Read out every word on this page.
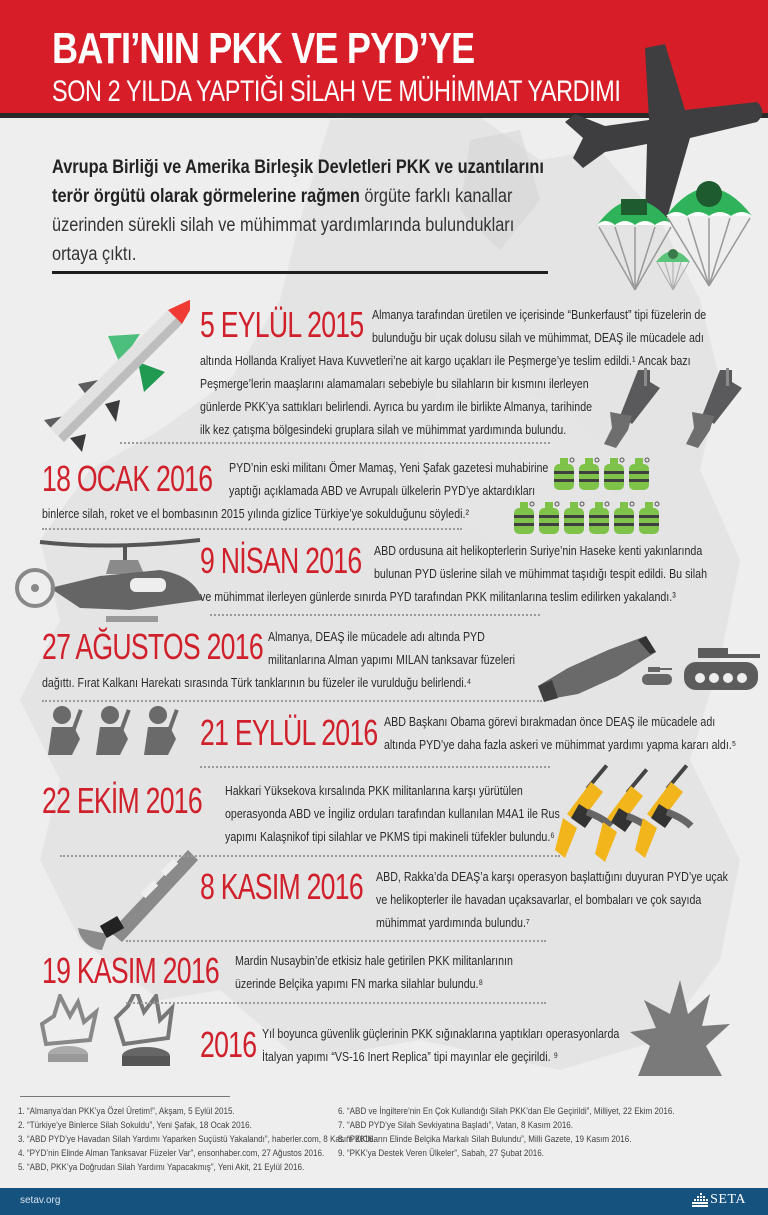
BATI’NIN PKK VE PYD’YE
SON 2 YILDA YAPTIĞI SİLAH VE MÜHİMMAT YARDIMI
Avrupa Birliği ve Amerika Birleşik Devletleri PKK ve uzantılarını terör örgütü olarak görmelerine rağmen örgüte farklı kanallar üzerinden sürekli silah ve mühimmat yardımlarında bulundukları ortaya çıktı.
5 EYLÜL 2015 Almanya tarafından üretilen ve içerisinde “Bunkerfaust” tipi füzelerin de
bulunduğu bir uçak dolusu silah ve mühimmat, DEAŞ ile mücadele adı
altında Hollanda Kraliyet Hava Kuvvetleri’ne ait kargo uçakları ile Peşmerge’ye teslim edildi.¹ Ancak bazı
Peşmerge’lerin maaşlarını alamamaları sebebiyle bu silahların bir kısmını ilerleyen
günlerde PKK’ya sattıkları belirlendi. Ayrıca bu yardım ile birlikte Almanya, tarihinde
ilk kez çatışma bölgesindeki gruplara silah ve mühimmat yardımında bulundu.
18 OCAK 2016 PYD’nin eski militanı Ömer Mamaş, Yeni Şafak gazetesi muhabirine
yaptığı açıklamada ABD ve Avrupalı ülkelerin PYD’ye aktardıkları
binlerce silah, roket ve el bombasının 2015 yılında gizlice Türkiye’ye sokulduğunu söyledi.²
9 NİSAN 2016 ABD ordusuna ait helikopterlerin Suriye’nin Haseke kenti yakınlarında
bulunan PYD üslerine silah ve mühimmat taşıdığı tespit edildi. Bu silah
ve mühimmat ilerleyen günlerde sınırda PYD tarafından PKK militanlarına teslim edilirken yakalandı.³
27 AĞUSTOS 2016 Almanya, DEAŞ ile mücadele adı altında PYD
militanlarına Alman yapımı MILAN tanksavar füzeleri
dağıttı. Fırat Kalkanı Harekatı sırasında Türk tanklarının bu füzeler ile vurulduğu belirlendi.⁴
21 EYLÜL 2016 ABD Başkanı Obama görevi bırakmadan önce DEAŞ ile mücadele adı
altında PYD’ye daha fazla askeri ve mühimmat yardımı yapma kararı aldı.⁵
22 EKİM 2016 Hakkari Yüksekova kırsalında PKK militanlarına karşı yürütülen
operasyonda ABD ve İngiliz orduları tarafından kullanılan M4A1 ile Rus
yapımı Kalaşnikof tipi silahlar ve PKMS tipi makineli tüfekler bulundu.⁶
8 KASIM 2016 ABD, Rakka’da DEAŞ’a karşı operasyon başlattığını duyuran PYD’ye uçak
ve helikopterler ile havadan uçaksavarlar, el bombaları ve çok sayıda
mühimmat yardımında bulundu.⁷
19 KASIM 2016 Mardin Nusaybin’de etkisiz hale getirilen PKK militanlarının
üzerinde Belçika yapımı FN marka silahlar bulundu.⁸
2016 Yıl boyunca güvenlik güçlerinin PKK sığınaklarına yaptıkları operasyonlarda
İtalyan yapımı “VS-16 Inert Replica” tipi mayınlar ele geçirildi. ⁹
1. “Almanya’dan PKK’ya Özel Üretim!”, Akşam, 5 Eylül 2015.
2. “Türkiye’ye Binlerce Silah Sokuldu”, Yeni Şafak, 18 Ocak 2016.
3. “ABD PYD’ye Havadan Silah Yardımı Yaparken Suçüstü Yakalandı”, haberler.com, 8 Kasım 2016.
4. “PYD’nin Elinde Alman Tanksavar Füzeler Var”, ensonhaber.com, 27 Ağustos 2016.
5. “ABD, PKK’ya Doğrudan Silah Yardımı Yapacakmış”, Yeni Akit, 21 Eylül 2016.
6. “ABD ve İngiltere’nin En Çok Kullandığı Silah PKK’dan Ele Geçirildi”, Milliyet, 22 Ekim 2016.
7. “ABD PYD’ye Silah Sevkiyatına Başladı”, Vatan, 8 Kasım 2016.
8. “PKK’lıların Elinde Belçika Markalı Silah Bulundu”, Milli Gazete, 19 Kasım 2016.
9. “PKK’ya Destek Veren Ülkeler”, Sabah, 27 Şubat 2016.
setav.org	SETA
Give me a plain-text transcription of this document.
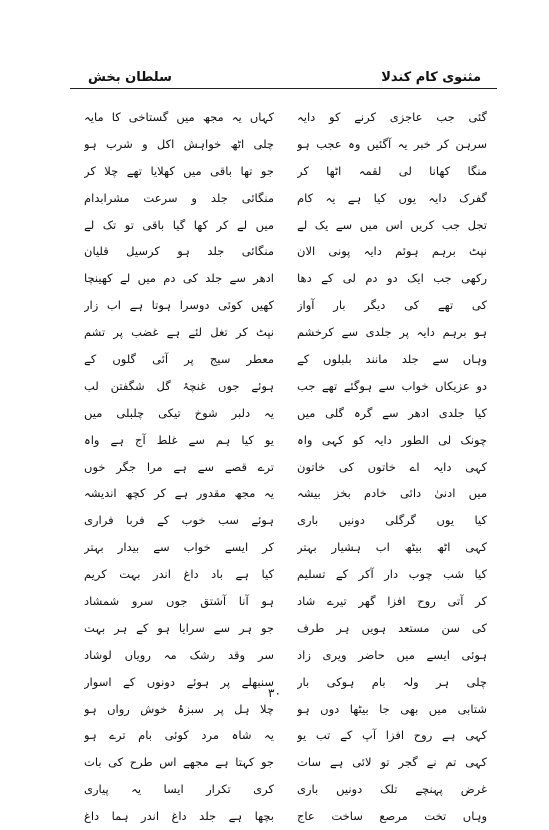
مثنوی کام کندلا
سلطان بخش
گئی جب عاجزی کرنے کو دایہ
سرہن کر خبر یہ آگئیں وہ عجب ہو
منگا کھانا لی لقمہ اٹھا کر
گفرک دایہ یوں کیا ہے یہ کام
تجل جب کریں اس میں سے یک لے
نپٹ برہم ہوئم دایہ پونی الان
رکھی جب ایک دو دم لی کے دھا
کی تھے کی دیگر بار آواز
ہو برہم دایہ پر جلدی سے کرخشم
وہاں سے جلد مانند بلبلوں کے
دو عزیکاں خواب سے ہوگئے تھے جب
کیا جلدی ادھر سے گرہ گلی میں
چونک لی الطور دایہ کو کہی واہ
کہی دایہ اے خاتوں کی خاتون
میں ادنیٰ دائی خادم بخز بیشہ
کیا یوں گرگلی دونیں باری
کہی اٹھ بیٹھ اب ہشیار بہتر
کیا شب چوب دار آکر کے تسلیم
کر آتی روح افزا گھر تیرے شاد
کی سن مستعد ہویں ہر طرف
ہوئی ایسے میں حاضر ویری زاد
چلی ہر ولہ بام ہوکی بار
شتابی میں بھی جا بیٹھا دوں ہو
کہی ہے روح افزا آپ کے تب یو
کہی تم نے گجر تو لائی ہے سات
غرض پہنچے تلک دونیں باری
وہاں تخت مرصع ساخت عاج
کہاں یہ مجھ میں گستاخی کا مایہ
چلی اٹھ خواہش اکل و شرب ہو
جو تھا باقی میں کھلایا تھے چلا کر
منگائی جلد و سرعت مشرابدام
میں لے کر کھا گیا باقی تو تک لے
منگائی جلد ہو کرسیل قلیان
ادھر سے جلد کی دم میں لے کھینچا
کھیں کوئی دوسرا ہوتا ہے اب زار
نپٹ کر تغل لئے ہے غضب پر تشم
معطر سیج پر آئی گلوں کے
ہوئے جوں غنچۂ گل شگفتن لب
یہ دلبر شوخ تیکی چلبلی میں
یو کیا ہم سے غلط آج ہے واہ
ترے قصے سے ہے مرا جگر خوں
یہ مجھ مقدور ہے کر کچھ اندیشہ
ہوئے سب خوب کے فربا فراری
کر ایسے خواب سے بیدار بہتر
کیا ہے باد داغ اندر بہت کریم
ہو آنا آشتق جوں سرو شمشاد
جو ہر سے سرایا ہو کے ہر بہت
سر وقد رشک مہ رویاں لوشاد
سنبھلے پر ہوئے دونوں کے اسوار
چلا ہل پر سبزۂ خوش رواں ہو
یہ شاہ مرد کوئی بام ترے ہو
جو کہتا ہے مجھے اس طرح کی بات
کری تکرار ایسا یہ پیاری
بچھا ہے جلد داغ اندر ہما داغ
۳۰
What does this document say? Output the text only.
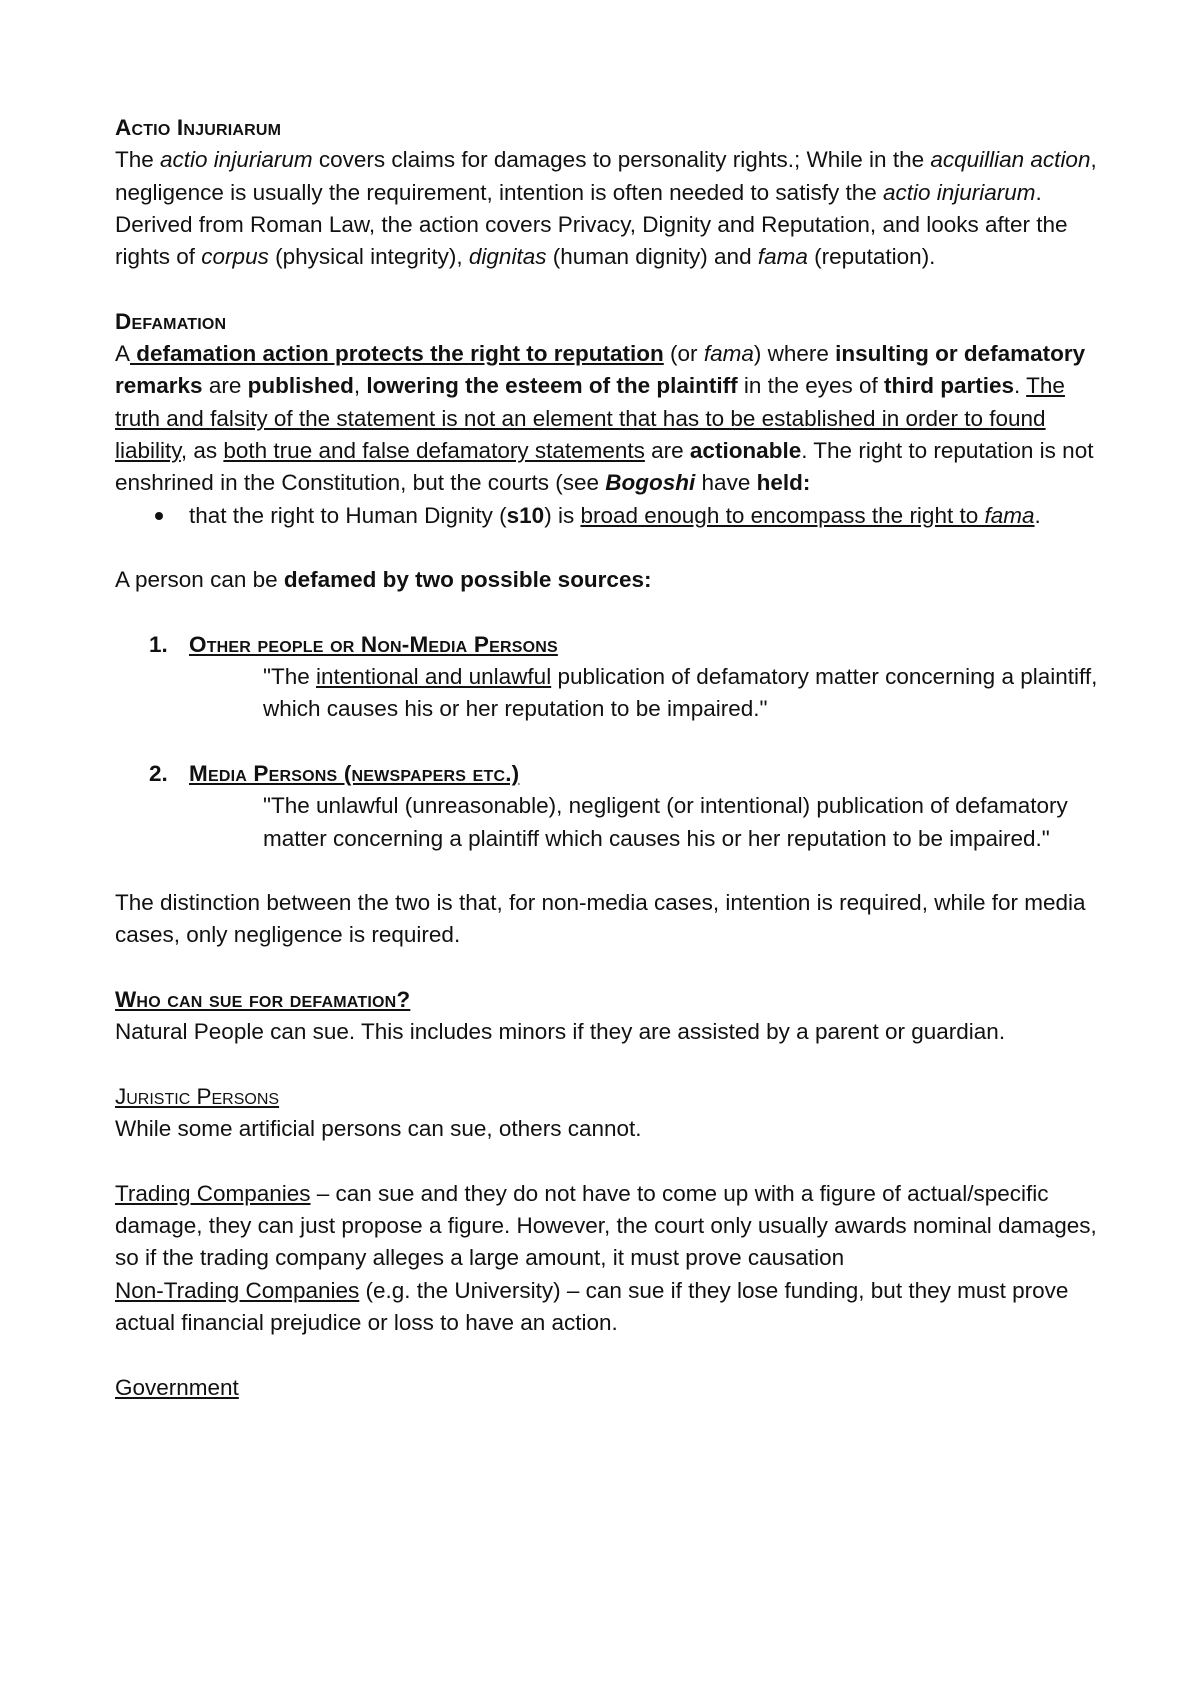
Actio Injuriarum

The actio injuriarum covers claims for damages to personality rights.; While in the acquillian action, negligence is usually the requirement, intention is often needed to satisfy the actio injuriarum. Derived from Roman Law, the action covers Privacy, Dignity and Reputation, and looks after the rights of corpus (physical integrity), dignitas (human dignity) and fama (reputation).

Defamation

A defamation action protects the right to reputation (or fama) where insulting or defamatory remarks are published, lowering the esteem of the plaintiff in the eyes of third parties. The truth and falsity of the statement is not an element that has to be established in order to found liability, as both true and false defamatory statements are actionable. The right to reputation is not enshrined in the Constitution, but the courts (see Bogoshi have held:

that the right to Human Dignity (s10) is broad enough to encompass the right to fama.

A person can be defamed by two possible sources:

1. Other people or Non-Media Persons

"The intentional and unlawful publication of defamatory matter concerning a plaintiff, which causes his or her reputation to be impaired."

2. Media Persons (newspapers etc.)

"The unlawful (unreasonable), negligent (or intentional) publication of defamatory matter concerning a plaintiff which causes his or her reputation to be impaired."

The distinction between the two is that, for non-media cases, intention is required, while for media cases, only negligence is required.

Who can sue for defamation?

Natural People can sue. This includes minors if they are assisted by a parent or guardian.

Juristic Persons

While some artificial persons can sue, others cannot.

Trading Companies – can sue and they do not have to come up with a figure of actual/specific damage, they can just propose a figure. However, the court only usually awards nominal damages, so if the trading company alleges a large amount, it must prove causation

Non-Trading Companies (e.g. the University) – can sue if they lose funding, but they must prove actual financial prejudice or loss to have an action.

Government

········

Above are records; say how many of their lines contain the word "Yeni", giving only the number.

### The result
3